The database portion of the restores specifically are done using mydumper with the default amount of 4 threads.
What makes the problem particularly nasty is that it cannot be consistently reproduced, we ourselves noticed it seemed to happen in roughly 1 out of every 7 restores (Where each restore takes about ~40-50 minutes).
This made us think it was related to parallelism. So we tried running mydumper single-threaded, which did not solve the problem.
We have also tried upgrading to various versions of mariadb/mydumper, most notably:
mariadb | mydumper |
10.6.12 | 0.15 |
10.11.3 | 0.10 |
10.11.3 | 0.15 |
But with all of the above version combinations the problem still occurred
Eventually we found that we could no longer reproduce the problem while running mariadb 10.5.21 with mydumper 0.10, but we are still unsure of the underlying cause.
Provided files:
The included table structure is just one table of our db, as we were able to reproduce it by only restoring backups of this table.

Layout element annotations
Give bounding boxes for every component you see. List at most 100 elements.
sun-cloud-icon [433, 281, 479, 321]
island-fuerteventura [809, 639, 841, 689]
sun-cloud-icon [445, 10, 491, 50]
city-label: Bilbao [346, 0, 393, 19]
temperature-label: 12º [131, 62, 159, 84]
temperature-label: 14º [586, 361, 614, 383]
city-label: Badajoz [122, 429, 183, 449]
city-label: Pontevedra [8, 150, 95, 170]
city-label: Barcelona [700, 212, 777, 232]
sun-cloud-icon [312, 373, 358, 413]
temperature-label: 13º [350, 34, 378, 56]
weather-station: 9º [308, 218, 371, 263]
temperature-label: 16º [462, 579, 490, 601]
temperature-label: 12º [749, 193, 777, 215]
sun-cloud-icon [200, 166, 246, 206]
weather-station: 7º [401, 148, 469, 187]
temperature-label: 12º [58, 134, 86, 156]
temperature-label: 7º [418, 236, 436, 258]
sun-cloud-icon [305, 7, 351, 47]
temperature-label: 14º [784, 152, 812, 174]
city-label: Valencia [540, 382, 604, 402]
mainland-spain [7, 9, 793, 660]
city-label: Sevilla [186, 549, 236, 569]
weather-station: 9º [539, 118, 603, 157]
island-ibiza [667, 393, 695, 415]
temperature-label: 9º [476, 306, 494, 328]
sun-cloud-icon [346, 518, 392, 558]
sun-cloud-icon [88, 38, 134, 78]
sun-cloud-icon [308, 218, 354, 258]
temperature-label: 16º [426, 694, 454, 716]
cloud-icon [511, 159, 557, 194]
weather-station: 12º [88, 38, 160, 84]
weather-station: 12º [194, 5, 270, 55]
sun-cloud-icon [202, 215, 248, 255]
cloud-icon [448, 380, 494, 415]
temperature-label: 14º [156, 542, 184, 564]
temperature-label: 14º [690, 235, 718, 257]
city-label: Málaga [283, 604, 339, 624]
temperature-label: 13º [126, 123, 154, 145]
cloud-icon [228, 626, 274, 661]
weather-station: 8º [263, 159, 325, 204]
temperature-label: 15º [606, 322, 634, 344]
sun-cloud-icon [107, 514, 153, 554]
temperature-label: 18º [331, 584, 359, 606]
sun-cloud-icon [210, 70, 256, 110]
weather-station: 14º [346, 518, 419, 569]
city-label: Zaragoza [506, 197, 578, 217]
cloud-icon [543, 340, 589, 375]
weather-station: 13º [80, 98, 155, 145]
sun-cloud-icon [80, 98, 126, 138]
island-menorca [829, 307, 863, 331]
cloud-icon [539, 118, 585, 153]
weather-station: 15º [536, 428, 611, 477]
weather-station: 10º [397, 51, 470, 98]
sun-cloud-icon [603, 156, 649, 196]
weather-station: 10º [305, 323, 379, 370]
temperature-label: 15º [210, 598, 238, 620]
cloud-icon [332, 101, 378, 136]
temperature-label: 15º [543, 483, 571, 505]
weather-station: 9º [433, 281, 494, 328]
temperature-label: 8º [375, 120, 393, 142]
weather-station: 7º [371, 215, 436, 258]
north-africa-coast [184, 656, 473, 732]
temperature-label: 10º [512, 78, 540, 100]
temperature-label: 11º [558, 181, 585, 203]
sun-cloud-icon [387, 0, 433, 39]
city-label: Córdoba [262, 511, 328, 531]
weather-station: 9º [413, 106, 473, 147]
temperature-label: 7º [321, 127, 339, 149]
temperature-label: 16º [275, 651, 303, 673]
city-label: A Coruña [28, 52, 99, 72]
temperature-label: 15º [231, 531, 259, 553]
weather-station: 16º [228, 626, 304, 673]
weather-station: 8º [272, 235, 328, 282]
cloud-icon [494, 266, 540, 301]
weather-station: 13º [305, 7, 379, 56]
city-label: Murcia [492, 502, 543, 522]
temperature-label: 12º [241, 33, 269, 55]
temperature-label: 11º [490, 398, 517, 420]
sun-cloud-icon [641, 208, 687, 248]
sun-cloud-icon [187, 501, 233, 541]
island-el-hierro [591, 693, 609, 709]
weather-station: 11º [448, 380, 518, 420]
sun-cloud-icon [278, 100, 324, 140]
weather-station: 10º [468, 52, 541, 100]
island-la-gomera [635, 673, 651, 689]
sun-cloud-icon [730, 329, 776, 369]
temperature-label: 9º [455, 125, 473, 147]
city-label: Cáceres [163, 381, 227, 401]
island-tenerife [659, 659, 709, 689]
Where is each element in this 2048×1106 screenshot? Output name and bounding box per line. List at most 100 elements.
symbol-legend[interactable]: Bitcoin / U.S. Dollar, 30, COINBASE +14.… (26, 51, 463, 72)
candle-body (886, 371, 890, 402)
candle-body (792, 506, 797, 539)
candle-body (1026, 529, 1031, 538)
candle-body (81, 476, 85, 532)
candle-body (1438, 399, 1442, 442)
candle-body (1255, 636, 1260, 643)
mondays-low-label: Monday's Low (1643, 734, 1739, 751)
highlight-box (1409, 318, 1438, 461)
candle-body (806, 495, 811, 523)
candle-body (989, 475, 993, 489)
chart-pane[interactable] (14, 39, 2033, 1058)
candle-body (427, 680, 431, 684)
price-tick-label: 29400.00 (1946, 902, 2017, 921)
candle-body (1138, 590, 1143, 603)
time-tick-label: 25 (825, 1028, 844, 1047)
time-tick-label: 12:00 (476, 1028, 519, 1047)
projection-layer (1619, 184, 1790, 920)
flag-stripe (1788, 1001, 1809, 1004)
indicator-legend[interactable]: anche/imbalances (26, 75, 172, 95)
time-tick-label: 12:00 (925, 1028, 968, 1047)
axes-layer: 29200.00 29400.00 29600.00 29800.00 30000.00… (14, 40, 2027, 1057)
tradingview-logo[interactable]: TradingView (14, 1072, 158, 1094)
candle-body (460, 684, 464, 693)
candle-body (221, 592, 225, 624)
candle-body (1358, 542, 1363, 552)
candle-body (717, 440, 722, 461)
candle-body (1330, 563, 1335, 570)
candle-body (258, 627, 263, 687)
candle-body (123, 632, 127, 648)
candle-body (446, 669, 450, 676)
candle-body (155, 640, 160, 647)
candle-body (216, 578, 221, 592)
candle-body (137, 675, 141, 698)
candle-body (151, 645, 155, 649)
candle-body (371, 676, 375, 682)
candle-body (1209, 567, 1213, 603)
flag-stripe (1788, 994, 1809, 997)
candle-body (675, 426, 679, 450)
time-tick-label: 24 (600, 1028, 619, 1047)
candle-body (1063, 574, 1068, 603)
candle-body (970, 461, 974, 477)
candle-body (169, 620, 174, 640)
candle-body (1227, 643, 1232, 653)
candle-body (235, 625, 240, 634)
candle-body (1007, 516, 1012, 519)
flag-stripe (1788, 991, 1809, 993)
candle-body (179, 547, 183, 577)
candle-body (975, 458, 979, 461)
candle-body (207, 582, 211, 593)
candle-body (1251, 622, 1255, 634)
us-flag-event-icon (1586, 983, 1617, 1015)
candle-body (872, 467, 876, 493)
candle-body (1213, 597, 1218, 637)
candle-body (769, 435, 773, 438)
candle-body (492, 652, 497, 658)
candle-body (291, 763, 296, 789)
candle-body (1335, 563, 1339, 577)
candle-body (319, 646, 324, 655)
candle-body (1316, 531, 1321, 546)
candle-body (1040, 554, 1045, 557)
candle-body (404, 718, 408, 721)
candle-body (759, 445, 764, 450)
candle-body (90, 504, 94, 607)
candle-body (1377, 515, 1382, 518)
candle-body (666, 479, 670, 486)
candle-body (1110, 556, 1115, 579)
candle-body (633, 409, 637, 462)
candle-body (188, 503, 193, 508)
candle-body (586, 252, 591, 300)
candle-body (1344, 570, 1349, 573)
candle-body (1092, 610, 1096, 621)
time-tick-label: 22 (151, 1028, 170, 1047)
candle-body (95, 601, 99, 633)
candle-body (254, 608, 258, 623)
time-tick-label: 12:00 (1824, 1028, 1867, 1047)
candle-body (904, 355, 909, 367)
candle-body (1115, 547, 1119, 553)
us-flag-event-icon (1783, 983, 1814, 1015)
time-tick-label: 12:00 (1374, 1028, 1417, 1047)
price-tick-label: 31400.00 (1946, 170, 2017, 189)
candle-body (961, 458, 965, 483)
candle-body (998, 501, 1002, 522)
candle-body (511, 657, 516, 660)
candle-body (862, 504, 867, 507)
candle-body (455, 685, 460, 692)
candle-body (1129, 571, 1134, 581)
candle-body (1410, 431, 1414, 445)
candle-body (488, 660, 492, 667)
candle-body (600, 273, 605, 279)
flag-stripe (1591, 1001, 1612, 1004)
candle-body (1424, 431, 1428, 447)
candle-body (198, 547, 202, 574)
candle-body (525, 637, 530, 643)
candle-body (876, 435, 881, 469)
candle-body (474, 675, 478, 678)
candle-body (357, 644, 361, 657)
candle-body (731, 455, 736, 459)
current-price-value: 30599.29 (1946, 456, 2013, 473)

§ Goal
Write out the part of the database restore text between "What makes the" and "the underlying cause.", inclusive. None of the data is needed here.

§ Worked answer
What makes the problem particularly nasty is that it cannot be consistently reproduced, we ourselves noticed it seemed to happen in roughly 1 out of every 7 restores (Where each restore takes about ~40-50 minutes).
This made us think it was related to parallelism. So we tried running mydumper single-threaded, which did not solve the problem.
We have also tried upgrading to various versions of mariadb/mydumper, most notably:
mariadb | mydumper |
10.6.12 | 0.15 |
10.11.3 | 0.10 |
10.11.3 | 0.15 |
But with all of the above version combinations the problem still occurred
Eventually we found that we could no longer reproduce the problem while running mariadb 10.5.21 with mydumper 0.10, but we are still unsure of the underlying cause.